## Provided data:
====
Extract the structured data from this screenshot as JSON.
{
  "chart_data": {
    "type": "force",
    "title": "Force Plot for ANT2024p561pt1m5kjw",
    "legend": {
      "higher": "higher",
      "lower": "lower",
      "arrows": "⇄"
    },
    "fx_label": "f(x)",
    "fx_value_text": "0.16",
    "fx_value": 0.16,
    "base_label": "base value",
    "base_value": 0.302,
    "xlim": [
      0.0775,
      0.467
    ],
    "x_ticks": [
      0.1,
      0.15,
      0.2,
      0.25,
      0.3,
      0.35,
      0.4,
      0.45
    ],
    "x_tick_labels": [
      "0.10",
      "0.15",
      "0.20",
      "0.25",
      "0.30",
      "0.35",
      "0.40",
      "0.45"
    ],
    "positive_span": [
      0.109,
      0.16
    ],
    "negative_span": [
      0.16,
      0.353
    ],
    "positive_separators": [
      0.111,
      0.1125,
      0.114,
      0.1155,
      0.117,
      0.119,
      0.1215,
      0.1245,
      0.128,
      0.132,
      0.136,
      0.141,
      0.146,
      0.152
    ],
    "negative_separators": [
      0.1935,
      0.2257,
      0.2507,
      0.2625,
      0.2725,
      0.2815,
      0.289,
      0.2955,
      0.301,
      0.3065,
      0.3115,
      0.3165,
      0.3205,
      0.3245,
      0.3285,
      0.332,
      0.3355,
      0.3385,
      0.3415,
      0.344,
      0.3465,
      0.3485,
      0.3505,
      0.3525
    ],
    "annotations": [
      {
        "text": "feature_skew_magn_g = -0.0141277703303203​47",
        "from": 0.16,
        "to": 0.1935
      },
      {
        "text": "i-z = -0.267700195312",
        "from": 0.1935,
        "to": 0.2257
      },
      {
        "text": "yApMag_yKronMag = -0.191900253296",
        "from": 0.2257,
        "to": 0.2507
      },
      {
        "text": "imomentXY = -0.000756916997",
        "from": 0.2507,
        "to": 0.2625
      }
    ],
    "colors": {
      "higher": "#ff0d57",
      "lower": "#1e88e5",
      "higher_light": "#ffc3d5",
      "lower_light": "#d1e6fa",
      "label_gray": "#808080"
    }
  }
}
====
## What you should do:
Repeat all of the entries exactly.

## Response for this exercise:
Extract the structured data from this screenshot as JSON.
{
  "chart_data": {
    "type": "force",
    "title": "Force Plot for ANT2024p561pt1m5kjw",
    "legend": {
      "higher": "higher",
      "lower": "lower",
      "arrows": "⇄"
    },
    "fx_label": "f(x)",
    "fx_value_text": "0.16",
    "fx_value": 0.16,
    "base_label": "base value",
    "base_value": 0.302,
    "xlim": [
      0.0775,
      0.467
    ],
    "x_ticks": [
      0.1,
      0.15,
      0.2,
      0.25,
      0.3,
      0.35,
      0.4,
      0.45
    ],
    "x_tick_labels": [
      "0.10",
      "0.15",
      "0.20",
      "0.25",
      "0.30",
      "0.35",
      "0.40",
      "0.45"
    ],
    "positive_span": [
      0.109,
      0.16
    ],
    "negative_span": [
      0.16,
      0.353
    ],
    "positive_separators": [
      0.111,
      0.1125,
      0.114,
      0.1155,
      0.117,
      0.119,
      0.1215,
      0.1245,
      0.128,
      0.132,
      0.136,
      0.141,
      0.146,
      0.152
    ],
    "negative_separators": [
      0.1935,
      0.2257,
      0.2507,
      0.2625,
      0.2725,
      0.2815,
      0.289,
      0.2955,
      0.301,
      0.3065,
      0.3115,
      0.3165,
      0.3205,
      0.3245,
      0.3285,
      0.332,
      0.3355,
      0.3385,
      0.3415,
      0.344,
      0.3465,
      0.3485,
      0.3505,
      0.3525
    ],
    "annotations": [
      {
        "text": "feature_skew_magn_g = -0.0141277703303203​47",
        "from": 0.16,
        "to": 0.1935
      },
      {
        "text": "i-z = -0.267700195312",
        "from": 0.1935,
        "to": 0.2257
      },
      {
        "text": "yApMag_yKronMag = -0.191900253296",
        "from": 0.2257,
        "to": 0.2507
      },
      {
        "text": "imomentXY = -0.000756916997",
        "from": 0.2507,
        "to": 0.2625
      }
    ],
    "colors": {
      "higher": "#ff0d57",
      "lower": "#1e88e5",
      "higher_light": "#ffc3d5",
      "lower_light": "#d1e6fa",
      "label_gray": "#808080"
    }
  }
}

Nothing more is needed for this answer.